--- TASK GOAL ---
Look through the material below, count the lines containing the word "banner", and state only the count.

--- GIVEN ENTRIES ---
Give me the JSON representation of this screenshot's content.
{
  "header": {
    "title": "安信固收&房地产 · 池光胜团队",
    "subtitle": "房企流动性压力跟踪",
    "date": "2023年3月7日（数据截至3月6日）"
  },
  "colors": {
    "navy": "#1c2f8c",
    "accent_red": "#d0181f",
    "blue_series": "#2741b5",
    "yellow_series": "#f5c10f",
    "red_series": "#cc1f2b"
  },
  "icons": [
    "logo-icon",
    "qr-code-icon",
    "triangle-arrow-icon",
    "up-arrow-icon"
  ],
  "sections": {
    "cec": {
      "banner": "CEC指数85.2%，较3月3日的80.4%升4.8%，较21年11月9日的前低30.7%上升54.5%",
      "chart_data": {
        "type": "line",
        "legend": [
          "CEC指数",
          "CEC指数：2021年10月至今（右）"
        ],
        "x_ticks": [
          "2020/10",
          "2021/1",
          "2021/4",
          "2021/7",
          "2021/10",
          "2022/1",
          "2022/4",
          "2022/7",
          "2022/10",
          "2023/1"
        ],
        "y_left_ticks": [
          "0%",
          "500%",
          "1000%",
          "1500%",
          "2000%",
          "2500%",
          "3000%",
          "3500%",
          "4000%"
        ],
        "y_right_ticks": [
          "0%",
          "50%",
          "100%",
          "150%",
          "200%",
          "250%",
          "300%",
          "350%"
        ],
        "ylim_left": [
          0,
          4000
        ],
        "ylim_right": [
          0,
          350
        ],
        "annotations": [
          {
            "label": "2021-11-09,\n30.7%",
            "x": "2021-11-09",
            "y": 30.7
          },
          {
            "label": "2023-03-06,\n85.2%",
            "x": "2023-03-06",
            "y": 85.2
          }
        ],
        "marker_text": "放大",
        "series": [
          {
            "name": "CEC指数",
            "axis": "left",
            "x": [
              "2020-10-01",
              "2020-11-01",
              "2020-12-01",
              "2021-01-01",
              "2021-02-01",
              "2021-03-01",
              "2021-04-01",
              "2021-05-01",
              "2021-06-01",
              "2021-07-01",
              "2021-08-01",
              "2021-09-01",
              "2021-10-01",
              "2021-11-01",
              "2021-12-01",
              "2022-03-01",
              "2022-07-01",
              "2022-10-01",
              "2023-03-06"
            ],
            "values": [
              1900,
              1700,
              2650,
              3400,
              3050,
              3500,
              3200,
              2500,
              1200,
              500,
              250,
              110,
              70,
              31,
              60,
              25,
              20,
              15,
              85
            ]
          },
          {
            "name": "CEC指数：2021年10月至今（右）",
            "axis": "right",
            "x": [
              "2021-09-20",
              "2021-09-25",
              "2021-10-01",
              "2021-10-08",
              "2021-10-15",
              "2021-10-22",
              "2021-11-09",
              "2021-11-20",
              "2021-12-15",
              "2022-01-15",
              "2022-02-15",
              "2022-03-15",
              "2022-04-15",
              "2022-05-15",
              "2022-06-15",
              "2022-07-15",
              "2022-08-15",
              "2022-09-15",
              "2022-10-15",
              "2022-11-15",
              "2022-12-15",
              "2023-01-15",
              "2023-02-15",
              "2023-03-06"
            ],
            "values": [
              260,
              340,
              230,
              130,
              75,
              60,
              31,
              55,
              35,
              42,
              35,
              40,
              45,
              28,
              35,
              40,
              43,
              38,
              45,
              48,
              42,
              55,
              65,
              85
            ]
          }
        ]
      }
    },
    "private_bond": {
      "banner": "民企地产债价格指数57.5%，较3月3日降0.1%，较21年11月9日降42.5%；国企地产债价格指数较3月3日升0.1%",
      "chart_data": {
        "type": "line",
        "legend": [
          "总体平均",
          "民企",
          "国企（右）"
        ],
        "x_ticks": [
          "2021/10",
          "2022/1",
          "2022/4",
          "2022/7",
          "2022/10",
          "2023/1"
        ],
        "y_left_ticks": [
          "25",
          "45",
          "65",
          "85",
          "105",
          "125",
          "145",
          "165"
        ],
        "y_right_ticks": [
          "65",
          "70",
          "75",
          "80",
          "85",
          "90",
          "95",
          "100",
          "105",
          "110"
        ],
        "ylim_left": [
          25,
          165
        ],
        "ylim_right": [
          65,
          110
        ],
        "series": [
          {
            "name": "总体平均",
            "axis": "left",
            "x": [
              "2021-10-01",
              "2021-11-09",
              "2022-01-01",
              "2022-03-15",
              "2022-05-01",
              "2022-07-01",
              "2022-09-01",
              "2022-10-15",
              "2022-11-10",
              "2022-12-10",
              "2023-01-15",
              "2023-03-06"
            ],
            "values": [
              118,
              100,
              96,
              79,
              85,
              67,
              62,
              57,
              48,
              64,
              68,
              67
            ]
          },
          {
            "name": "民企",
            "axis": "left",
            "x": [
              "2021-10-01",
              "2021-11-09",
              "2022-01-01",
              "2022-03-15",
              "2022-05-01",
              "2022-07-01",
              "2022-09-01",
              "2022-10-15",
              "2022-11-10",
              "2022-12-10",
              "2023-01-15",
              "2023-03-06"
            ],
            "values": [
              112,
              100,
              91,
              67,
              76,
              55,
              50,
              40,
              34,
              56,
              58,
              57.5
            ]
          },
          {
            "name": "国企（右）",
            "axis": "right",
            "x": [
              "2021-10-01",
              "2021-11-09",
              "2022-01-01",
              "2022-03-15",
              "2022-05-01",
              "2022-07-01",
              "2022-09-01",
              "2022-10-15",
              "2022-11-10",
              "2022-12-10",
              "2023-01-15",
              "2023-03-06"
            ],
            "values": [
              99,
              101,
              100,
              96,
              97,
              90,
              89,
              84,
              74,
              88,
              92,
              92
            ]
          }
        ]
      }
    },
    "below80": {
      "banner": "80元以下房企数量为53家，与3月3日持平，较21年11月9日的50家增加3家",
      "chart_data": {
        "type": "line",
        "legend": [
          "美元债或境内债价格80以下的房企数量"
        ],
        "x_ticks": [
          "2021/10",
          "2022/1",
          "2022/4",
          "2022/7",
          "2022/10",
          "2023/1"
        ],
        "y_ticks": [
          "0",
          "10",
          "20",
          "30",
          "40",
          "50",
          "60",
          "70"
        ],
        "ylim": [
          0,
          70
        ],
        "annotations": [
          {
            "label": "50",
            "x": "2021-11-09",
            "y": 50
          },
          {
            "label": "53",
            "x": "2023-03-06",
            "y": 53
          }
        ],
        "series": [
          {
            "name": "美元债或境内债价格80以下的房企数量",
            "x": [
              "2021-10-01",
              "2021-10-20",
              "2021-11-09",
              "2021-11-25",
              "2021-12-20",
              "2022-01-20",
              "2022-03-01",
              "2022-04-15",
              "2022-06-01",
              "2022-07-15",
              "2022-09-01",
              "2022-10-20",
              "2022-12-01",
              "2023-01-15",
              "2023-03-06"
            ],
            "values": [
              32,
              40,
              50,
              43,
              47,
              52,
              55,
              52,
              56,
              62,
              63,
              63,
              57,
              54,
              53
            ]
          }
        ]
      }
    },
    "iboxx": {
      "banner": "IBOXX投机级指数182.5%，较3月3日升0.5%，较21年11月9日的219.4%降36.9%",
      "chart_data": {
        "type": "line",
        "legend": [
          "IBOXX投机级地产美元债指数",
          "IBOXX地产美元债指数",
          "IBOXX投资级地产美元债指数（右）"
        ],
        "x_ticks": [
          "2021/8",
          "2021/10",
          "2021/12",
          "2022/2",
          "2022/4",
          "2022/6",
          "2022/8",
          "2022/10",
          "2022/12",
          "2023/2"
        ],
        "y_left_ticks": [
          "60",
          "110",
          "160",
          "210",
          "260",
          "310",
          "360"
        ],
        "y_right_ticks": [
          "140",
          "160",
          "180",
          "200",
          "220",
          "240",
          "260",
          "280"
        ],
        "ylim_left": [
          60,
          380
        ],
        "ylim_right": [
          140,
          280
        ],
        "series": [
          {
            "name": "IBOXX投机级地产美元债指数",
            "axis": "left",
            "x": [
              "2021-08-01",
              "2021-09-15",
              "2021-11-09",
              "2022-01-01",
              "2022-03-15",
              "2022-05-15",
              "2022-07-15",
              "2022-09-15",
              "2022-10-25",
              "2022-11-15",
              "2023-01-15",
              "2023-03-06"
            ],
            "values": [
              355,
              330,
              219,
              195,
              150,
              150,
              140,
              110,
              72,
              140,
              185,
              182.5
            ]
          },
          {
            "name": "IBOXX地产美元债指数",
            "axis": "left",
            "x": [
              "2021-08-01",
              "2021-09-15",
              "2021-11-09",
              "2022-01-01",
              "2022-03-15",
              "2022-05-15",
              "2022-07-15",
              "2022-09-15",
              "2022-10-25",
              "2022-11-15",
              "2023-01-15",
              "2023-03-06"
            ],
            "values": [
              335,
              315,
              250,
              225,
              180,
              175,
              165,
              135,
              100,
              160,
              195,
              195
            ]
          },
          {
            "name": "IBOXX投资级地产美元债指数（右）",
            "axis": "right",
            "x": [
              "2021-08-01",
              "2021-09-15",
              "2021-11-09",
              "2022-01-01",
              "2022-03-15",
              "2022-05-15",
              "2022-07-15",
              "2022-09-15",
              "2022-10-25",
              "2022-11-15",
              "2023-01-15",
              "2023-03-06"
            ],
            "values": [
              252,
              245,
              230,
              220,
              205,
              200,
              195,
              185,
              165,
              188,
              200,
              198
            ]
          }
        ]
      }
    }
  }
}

--- WRITTEN RESPONSE ---
4